* Exercise prompt *
Filter for the word "underlined" and keep each matching line.

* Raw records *
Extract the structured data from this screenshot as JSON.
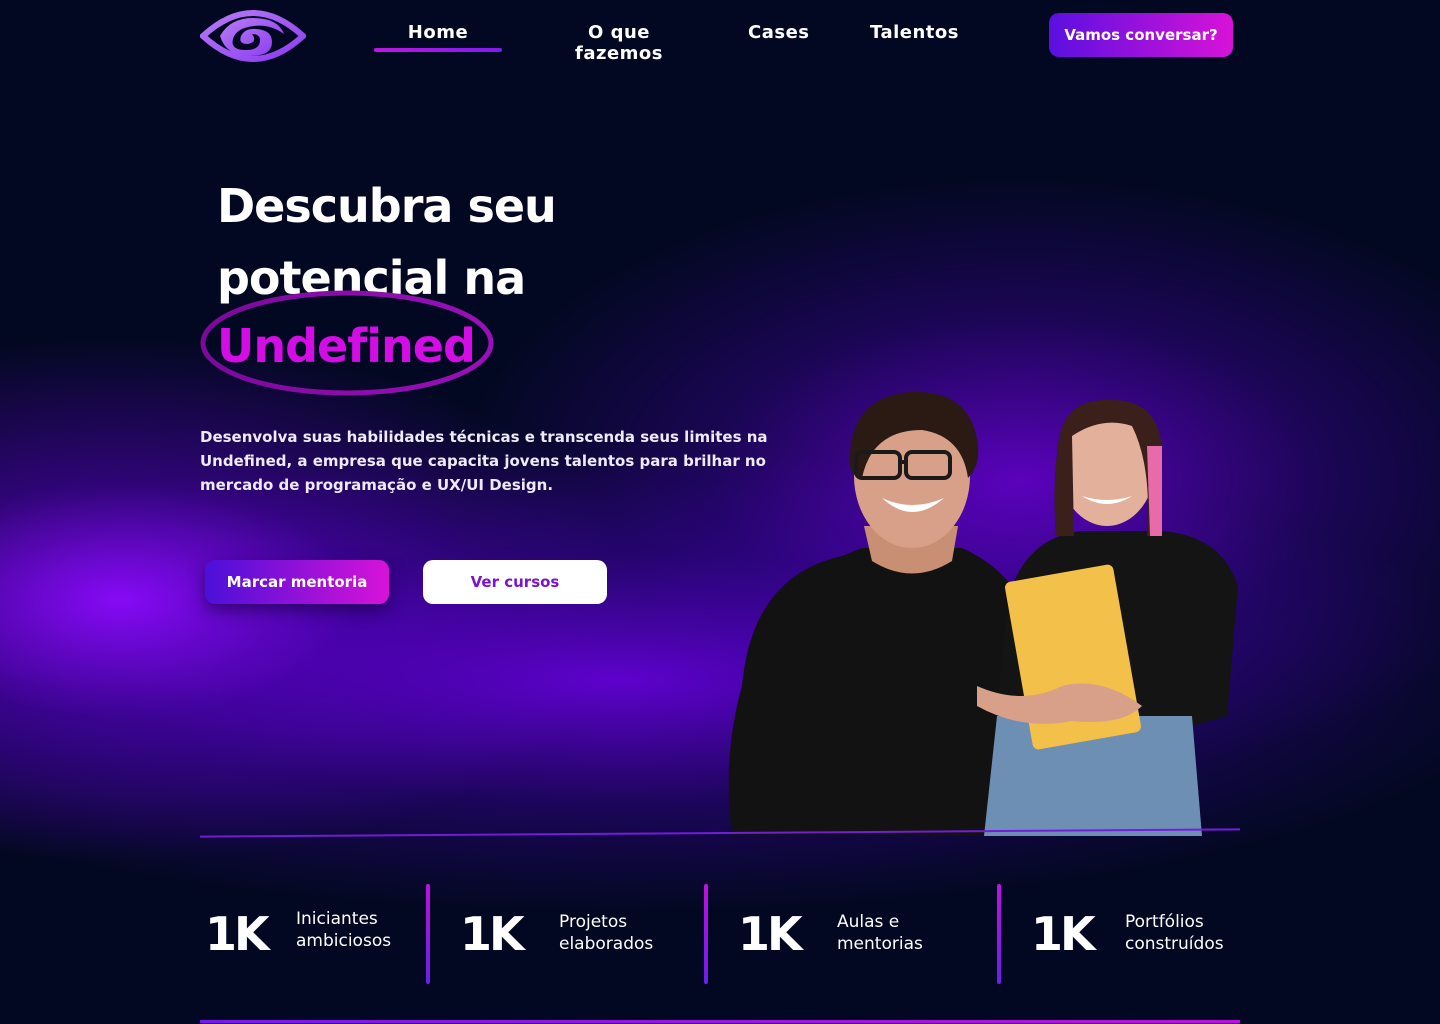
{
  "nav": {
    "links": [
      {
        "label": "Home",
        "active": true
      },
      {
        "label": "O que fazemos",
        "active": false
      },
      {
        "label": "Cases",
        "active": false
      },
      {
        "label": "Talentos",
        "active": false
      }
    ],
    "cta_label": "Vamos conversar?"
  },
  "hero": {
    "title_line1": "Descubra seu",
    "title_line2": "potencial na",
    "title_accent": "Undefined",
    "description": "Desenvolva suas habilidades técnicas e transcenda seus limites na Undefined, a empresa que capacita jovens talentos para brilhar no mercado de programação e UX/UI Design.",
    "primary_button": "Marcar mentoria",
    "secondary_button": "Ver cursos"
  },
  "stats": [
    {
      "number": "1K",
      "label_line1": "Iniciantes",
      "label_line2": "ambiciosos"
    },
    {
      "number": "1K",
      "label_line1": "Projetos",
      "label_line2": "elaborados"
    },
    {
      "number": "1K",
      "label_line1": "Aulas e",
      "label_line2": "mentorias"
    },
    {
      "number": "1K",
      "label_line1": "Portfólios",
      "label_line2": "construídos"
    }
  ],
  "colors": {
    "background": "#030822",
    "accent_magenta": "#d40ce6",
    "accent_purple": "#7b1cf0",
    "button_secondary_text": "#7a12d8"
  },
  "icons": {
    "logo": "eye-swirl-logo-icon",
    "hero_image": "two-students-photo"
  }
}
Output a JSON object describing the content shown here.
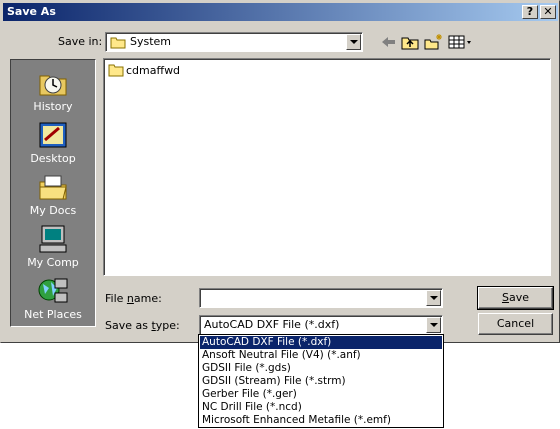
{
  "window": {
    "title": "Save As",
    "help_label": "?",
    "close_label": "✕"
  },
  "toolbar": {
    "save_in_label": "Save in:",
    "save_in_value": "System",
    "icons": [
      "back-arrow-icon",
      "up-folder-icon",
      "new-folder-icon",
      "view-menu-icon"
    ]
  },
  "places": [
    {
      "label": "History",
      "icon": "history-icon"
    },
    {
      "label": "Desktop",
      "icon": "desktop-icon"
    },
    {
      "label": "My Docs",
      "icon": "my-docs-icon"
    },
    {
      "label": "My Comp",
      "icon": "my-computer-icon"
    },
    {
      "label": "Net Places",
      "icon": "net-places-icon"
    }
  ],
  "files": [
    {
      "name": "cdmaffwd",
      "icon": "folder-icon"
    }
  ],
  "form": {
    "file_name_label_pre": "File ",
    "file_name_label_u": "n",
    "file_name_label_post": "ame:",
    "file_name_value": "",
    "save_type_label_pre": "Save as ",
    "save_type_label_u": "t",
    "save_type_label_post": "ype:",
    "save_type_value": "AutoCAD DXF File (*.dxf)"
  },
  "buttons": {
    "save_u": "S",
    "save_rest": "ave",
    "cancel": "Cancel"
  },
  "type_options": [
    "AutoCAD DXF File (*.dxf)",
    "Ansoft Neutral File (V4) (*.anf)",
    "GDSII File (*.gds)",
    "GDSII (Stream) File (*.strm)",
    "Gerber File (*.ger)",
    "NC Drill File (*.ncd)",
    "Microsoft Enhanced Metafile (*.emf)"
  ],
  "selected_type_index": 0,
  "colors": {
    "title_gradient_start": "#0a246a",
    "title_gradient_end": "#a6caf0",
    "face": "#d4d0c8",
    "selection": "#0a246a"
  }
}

...

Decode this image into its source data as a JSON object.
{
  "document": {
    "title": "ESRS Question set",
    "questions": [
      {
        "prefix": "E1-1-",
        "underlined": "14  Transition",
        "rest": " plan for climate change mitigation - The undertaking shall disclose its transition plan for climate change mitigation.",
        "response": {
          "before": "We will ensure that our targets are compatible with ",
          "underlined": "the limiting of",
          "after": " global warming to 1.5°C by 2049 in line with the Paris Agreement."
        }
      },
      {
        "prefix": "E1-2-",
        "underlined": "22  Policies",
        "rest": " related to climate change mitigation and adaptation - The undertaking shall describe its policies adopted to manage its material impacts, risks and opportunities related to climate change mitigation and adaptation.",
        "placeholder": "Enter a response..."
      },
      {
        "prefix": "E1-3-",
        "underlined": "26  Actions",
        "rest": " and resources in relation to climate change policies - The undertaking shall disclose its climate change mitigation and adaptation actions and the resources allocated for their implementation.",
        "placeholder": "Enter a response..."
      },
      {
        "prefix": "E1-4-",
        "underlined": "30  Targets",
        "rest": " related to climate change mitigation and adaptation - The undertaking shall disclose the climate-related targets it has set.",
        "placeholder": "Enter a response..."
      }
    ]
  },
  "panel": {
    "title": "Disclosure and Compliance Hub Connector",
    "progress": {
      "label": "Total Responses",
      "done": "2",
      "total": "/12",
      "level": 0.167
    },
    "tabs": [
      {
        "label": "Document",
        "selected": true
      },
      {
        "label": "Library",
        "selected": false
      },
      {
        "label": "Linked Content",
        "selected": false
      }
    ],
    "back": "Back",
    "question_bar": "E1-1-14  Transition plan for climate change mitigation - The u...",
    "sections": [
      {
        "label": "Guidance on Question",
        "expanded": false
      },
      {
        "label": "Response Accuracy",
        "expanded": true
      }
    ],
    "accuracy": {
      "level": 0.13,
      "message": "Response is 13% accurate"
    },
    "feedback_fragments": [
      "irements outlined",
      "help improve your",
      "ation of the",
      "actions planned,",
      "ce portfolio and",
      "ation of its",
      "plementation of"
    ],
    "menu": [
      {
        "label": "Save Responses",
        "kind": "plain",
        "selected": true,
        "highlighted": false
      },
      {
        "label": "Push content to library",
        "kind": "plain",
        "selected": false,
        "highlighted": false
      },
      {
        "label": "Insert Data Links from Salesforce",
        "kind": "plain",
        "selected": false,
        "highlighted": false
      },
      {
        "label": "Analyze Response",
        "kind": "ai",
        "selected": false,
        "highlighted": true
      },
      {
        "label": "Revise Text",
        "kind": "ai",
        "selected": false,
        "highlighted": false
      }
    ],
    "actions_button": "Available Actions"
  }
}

* In response *
        "underlined": "14  Transition",
          "underlined": "the limiting of",
        "underlined": "22  Policies",
        "underlined": "26  Actions",
        "underlined": "30  Targets",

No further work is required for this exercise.